(Objective): Report every line from the material that contains the word "INDPRO".

(Dataset rows):
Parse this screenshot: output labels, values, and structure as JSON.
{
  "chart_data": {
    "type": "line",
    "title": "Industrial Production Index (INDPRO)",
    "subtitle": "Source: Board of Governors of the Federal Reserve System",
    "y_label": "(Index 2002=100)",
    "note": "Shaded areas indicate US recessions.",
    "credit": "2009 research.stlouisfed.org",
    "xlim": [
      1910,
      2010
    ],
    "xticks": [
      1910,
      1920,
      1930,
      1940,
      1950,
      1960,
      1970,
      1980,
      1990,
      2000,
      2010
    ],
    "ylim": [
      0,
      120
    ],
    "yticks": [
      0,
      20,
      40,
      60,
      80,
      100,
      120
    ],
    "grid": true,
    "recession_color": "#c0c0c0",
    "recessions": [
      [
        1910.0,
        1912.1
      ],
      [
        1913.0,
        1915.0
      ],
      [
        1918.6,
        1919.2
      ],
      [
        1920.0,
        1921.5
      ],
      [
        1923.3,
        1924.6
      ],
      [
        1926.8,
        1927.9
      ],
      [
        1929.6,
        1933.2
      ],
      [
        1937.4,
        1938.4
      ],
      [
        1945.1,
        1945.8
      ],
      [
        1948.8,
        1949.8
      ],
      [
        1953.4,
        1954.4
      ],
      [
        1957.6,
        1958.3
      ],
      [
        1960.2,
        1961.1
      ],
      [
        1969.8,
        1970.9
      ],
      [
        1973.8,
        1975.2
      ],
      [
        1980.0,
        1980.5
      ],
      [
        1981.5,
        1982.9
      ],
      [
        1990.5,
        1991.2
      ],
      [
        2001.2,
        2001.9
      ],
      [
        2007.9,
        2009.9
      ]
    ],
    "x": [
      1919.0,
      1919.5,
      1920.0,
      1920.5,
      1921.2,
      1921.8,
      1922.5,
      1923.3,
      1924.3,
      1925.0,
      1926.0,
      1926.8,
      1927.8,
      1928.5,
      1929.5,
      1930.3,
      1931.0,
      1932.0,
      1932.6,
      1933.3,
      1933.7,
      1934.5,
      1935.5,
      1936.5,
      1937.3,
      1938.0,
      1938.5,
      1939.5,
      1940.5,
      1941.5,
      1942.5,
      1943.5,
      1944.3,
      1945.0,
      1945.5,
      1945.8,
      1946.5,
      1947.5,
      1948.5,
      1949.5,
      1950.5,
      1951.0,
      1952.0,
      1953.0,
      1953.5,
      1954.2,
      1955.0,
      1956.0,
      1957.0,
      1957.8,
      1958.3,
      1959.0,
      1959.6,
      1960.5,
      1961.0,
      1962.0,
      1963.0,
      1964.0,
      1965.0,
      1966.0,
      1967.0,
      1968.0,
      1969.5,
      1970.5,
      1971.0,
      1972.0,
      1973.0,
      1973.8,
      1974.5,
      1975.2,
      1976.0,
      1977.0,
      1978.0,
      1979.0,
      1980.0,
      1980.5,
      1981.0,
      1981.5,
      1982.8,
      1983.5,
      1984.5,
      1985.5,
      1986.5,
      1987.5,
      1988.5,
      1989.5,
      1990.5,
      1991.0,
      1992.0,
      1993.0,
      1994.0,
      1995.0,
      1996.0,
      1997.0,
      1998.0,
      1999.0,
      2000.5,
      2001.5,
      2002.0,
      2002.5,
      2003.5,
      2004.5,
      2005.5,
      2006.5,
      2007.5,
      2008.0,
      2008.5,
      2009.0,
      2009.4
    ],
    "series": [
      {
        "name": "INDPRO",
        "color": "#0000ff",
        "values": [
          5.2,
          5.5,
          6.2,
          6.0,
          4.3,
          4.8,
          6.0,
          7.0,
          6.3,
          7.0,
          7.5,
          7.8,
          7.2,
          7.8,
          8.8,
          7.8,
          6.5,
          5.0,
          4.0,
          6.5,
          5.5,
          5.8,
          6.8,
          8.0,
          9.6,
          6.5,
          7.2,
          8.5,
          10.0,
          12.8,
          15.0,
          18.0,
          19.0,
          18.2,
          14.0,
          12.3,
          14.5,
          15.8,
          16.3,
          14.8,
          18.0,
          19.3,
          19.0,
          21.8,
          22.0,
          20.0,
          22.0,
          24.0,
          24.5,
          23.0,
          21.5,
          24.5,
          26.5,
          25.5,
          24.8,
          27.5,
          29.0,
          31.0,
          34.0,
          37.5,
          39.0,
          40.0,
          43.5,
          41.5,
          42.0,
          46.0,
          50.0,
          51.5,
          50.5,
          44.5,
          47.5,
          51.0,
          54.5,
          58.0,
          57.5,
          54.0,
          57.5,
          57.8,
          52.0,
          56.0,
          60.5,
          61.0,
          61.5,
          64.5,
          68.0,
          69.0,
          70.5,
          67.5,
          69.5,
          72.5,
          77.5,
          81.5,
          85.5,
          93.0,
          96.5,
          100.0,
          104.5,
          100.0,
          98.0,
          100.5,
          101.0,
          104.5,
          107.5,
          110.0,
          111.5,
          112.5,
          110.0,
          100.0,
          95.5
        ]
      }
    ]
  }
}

(Complete output):
    "title": "Industrial Production Index (INDPRO)",
        "name": "INDPRO",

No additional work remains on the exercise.